---- EXTRACTED DATA

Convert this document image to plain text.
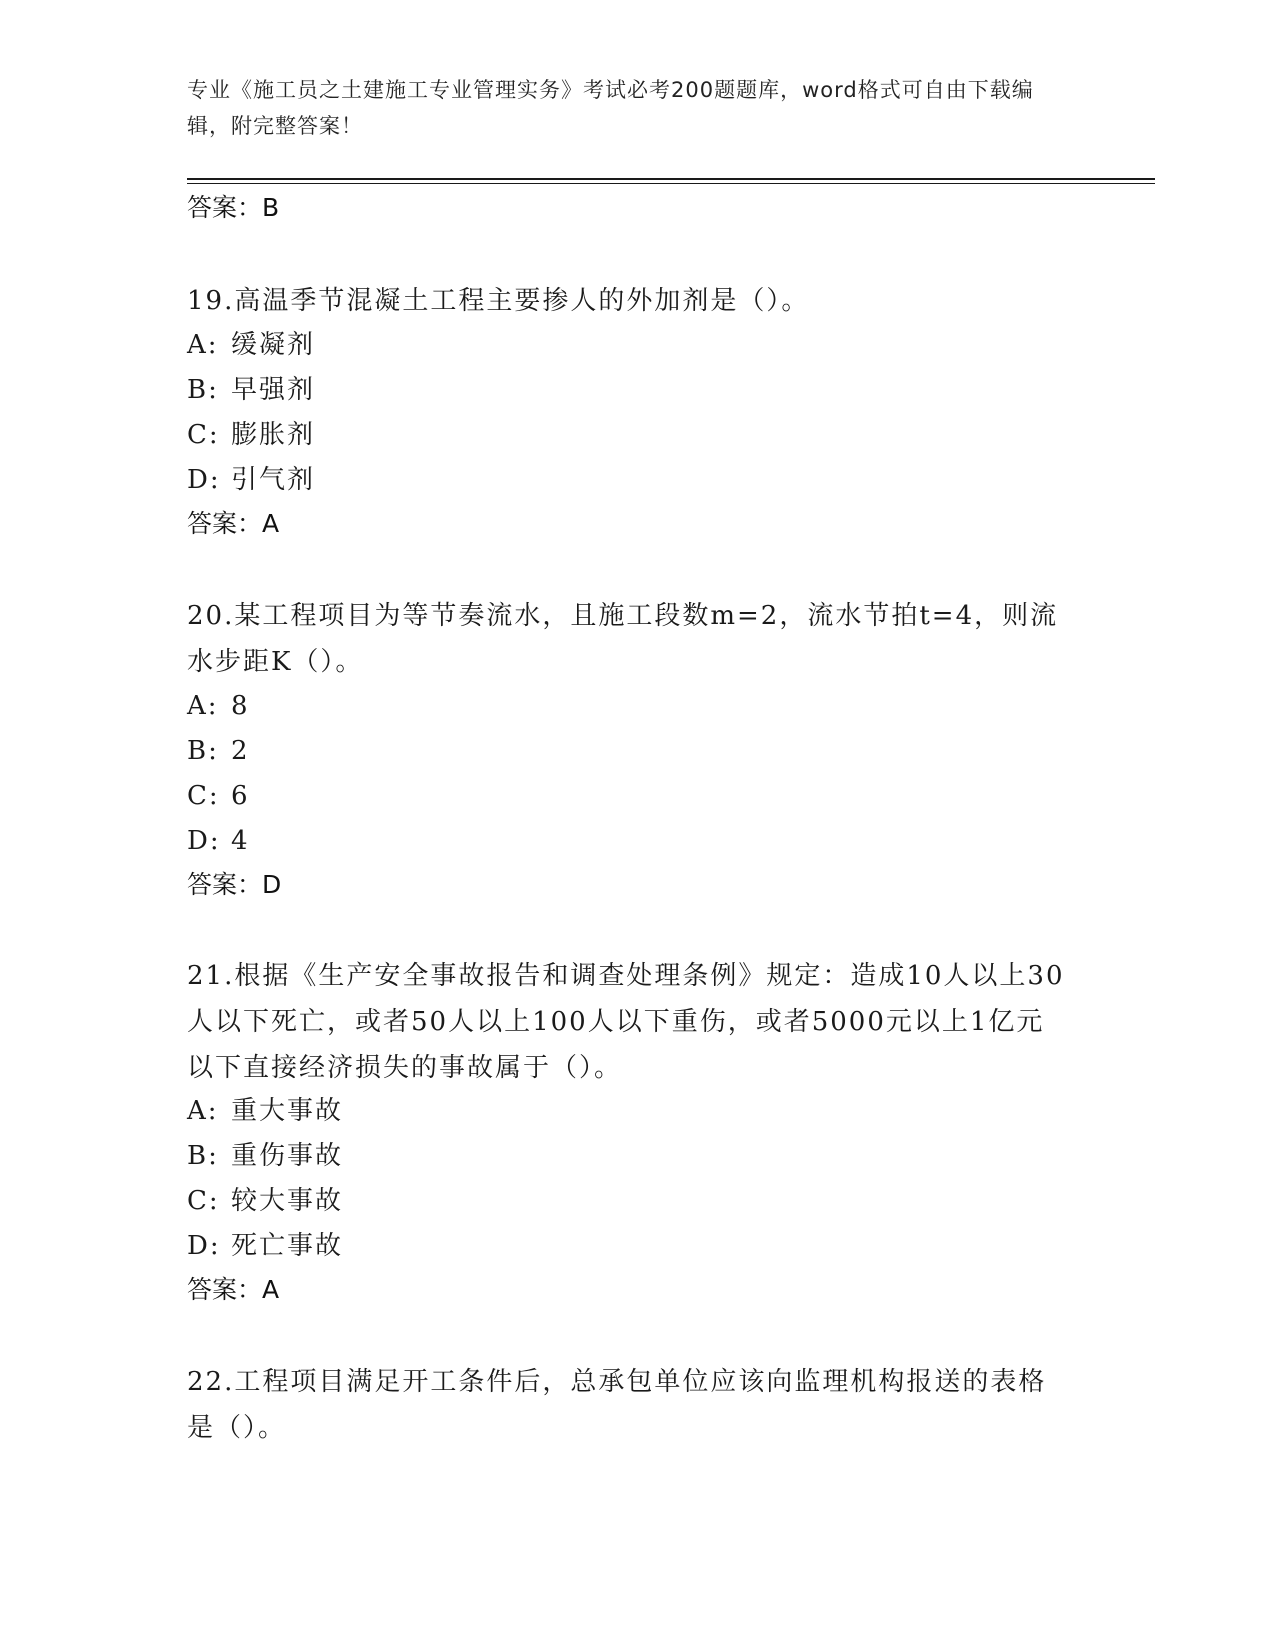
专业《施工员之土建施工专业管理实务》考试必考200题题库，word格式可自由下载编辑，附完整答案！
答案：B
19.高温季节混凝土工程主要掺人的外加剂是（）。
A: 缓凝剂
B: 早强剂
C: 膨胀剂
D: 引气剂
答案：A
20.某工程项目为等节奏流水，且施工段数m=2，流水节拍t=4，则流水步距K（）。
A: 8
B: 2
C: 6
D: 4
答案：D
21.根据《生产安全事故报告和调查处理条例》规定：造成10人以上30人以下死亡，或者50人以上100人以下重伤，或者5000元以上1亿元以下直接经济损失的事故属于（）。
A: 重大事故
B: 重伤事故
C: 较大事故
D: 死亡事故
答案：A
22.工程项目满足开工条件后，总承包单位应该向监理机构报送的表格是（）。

--------

• WHAT YOU NEED TO DO:
Transcribe each entry precisely as given, leaving the pictures out.

• PROBLEM SOLUTION:
Convert this document image to plain text.
专业《施工员之土建施工专业管理实务》考试必考200题题库，word格式可自由下载编辑，附完整答案！
答案：B
19.高温季节混凝土工程主要掺人的外加剂是（）。
A: 缓凝剂
B: 早强剂
C: 膨胀剂
D: 引气剂
答案：A
20.某工程项目为等节奏流水，且施工段数m=2，流水节拍t=4，则流水步距K（）。
A: 8
B: 2
C: 6
D: 4
答案：D
21.根据《生产安全事故报告和调查处理条例》规定：造成10人以上30人以下死亡，或者50人以上100人以下重伤，或者5000元以上1亿元以下直接经济损失的事故属于（）。
A: 重大事故
B: 重伤事故
C: 较大事故
D: 死亡事故
答案：A
22.工程项目满足开工条件后，总承包单位应该向监理机构报送的表格是（）。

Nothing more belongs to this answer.